Data extract:
· · · ·

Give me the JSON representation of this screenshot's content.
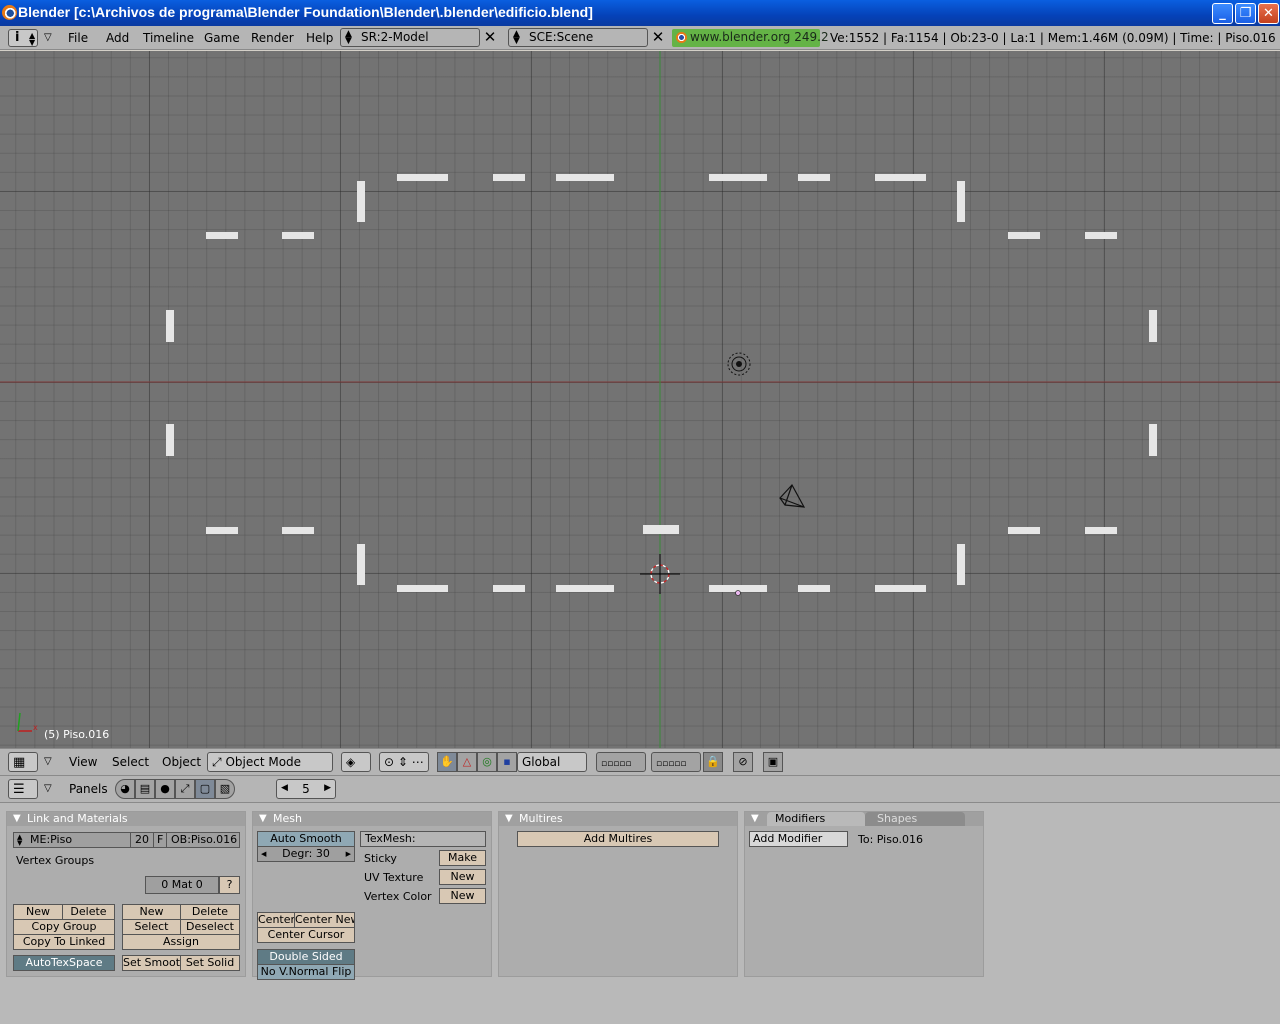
{
  "window": {
    "title": "Blender [c:\\Archivos de programa\\Blender Foundation\\Blender\\.blender\\edificio.blend]",
    "minimize_icon": "minimize-icon",
    "maximize_icon": "maximize-icon",
    "close_icon": "close-icon"
  },
  "infobar": {
    "menus": [
      "File",
      "Add",
      "Timeline",
      "Game",
      "Render",
      "Help"
    ],
    "screen_field": "SR:2-Model",
    "scene_field": "SCE:Scene",
    "website": "www.blender.org 249.2",
    "stats": "Ve:1552 | Fa:1154 | Ob:23-0 | La:1  | Mem:1.46M (0.09M)  | Time: | Piso.016"
  },
  "viewport": {
    "object_label": "(5) Piso.016",
    "axis_x_color": "#7f3a3a",
    "axis_y_color": "#3a8a3a"
  },
  "view3d_header": {
    "menus": [
      "View",
      "Select",
      "Object"
    ],
    "mode": "Object Mode",
    "orientation": "Global"
  },
  "buttons_header": {
    "panels_label": "Panels",
    "frame": "5"
  },
  "link_materials": {
    "title": "Link and Materials",
    "mesh_name": "ME:Piso",
    "users": "20",
    "fake": "F",
    "object_name": "OB:Piso.016",
    "vertex_groups": "Vertex Groups",
    "mat": "0 Mat 0",
    "mat_help": "?",
    "new": "New",
    "delete": "Delete",
    "copy_group": "Copy Group",
    "copy_to_linked": "Copy To Linked",
    "new2": "New",
    "delete2": "Delete",
    "select": "Select",
    "deselect": "Deselect",
    "assign": "Assign",
    "autotexspace": "AutoTexSpace",
    "set_smooth": "Set Smoot",
    "set_solid": "Set Solid"
  },
  "mesh": {
    "title": "Mesh",
    "auto_smooth": "Auto Smooth",
    "degr": "Degr: 30",
    "texmesh": "TexMesh:",
    "sticky": "Sticky",
    "make": "Make",
    "uv_texture": "UV Texture",
    "uv_new": "New",
    "vertex_color": "Vertex Color",
    "vc_new": "New",
    "center": "Center",
    "center_new": "Center New",
    "center_cursor": "Center Cursor",
    "double_sided": "Double Sided",
    "no_vnormal_flip": "No V.Normal Flip"
  },
  "multires": {
    "title": "Multires",
    "add": "Add Multires"
  },
  "modifiers": {
    "tab_modifiers": "Modifiers",
    "tab_shapes": "Shapes",
    "add_modifier": "Add Modifier",
    "to": "To: Piso.016"
  }
}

· · · ·

Exercise directions:
Write out every line above exactly as it is, leaving out the pictures.

The answer:
Give me the JSON representation of this screenshot's content.
{
  "window": {
    "title": "Blender [c:\\Archivos de programa\\Blender Foundation\\Blender\\.blender\\edificio.blend]",
    "minimize_icon": "minimize-icon",
    "maximize_icon": "maximize-icon",
    "close_icon": "close-icon"
  },
  "infobar": {
    "menus": [
      "File",
      "Add",
      "Timeline",
      "Game",
      "Render",
      "Help"
    ],
    "screen_field": "SR:2-Model",
    "scene_field": "SCE:Scene",
    "website": "www.blender.org 249.2",
    "stats": "Ve:1552 | Fa:1154 | Ob:23-0 | La:1  | Mem:1.46M (0.09M)  | Time: | Piso.016"
  },
  "viewport": {
    "object_label": "(5) Piso.016",
    "axis_x_color": "#7f3a3a",
    "axis_y_color": "#3a8a3a"
  },
  "view3d_header": {
    "menus": [
      "View",
      "Select",
      "Object"
    ],
    "mode": "Object Mode",
    "orientation": "Global"
  },
  "buttons_header": {
    "panels_label": "Panels",
    "frame": "5"
  },
  "link_materials": {
    "title": "Link and Materials",
    "mesh_name": "ME:Piso",
    "users": "20",
    "fake": "F",
    "object_name": "OB:Piso.016",
    "vertex_groups": "Vertex Groups",
    "mat": "0 Mat 0",
    "mat_help": "?",
    "new": "New",
    "delete": "Delete",
    "copy_group": "Copy Group",
    "copy_to_linked": "Copy To Linked",
    "new2": "New",
    "delete2": "Delete",
    "select": "Select",
    "deselect": "Deselect",
    "assign": "Assign",
    "autotexspace": "AutoTexSpace",
    "set_smooth": "Set Smoot",
    "set_solid": "Set Solid"
  },
  "mesh": {
    "title": "Mesh",
    "auto_smooth": "Auto Smooth",
    "degr": "Degr: 30",
    "texmesh": "TexMesh:",
    "sticky": "Sticky",
    "make": "Make",
    "uv_texture": "UV Texture",
    "uv_new": "New",
    "vertex_color": "Vertex Color",
    "vc_new": "New",
    "center": "Center",
    "center_new": "Center New",
    "center_cursor": "Center Cursor",
    "double_sided": "Double Sided",
    "no_vnormal_flip": "No V.Normal Flip"
  },
  "multires": {
    "title": "Multires",
    "add": "Add Multires"
  },
  "modifiers": {
    "tab_modifiers": "Modifiers",
    "tab_shapes": "Shapes",
    "add_modifier": "Add Modifier",
    "to": "To: Piso.016"
  }
}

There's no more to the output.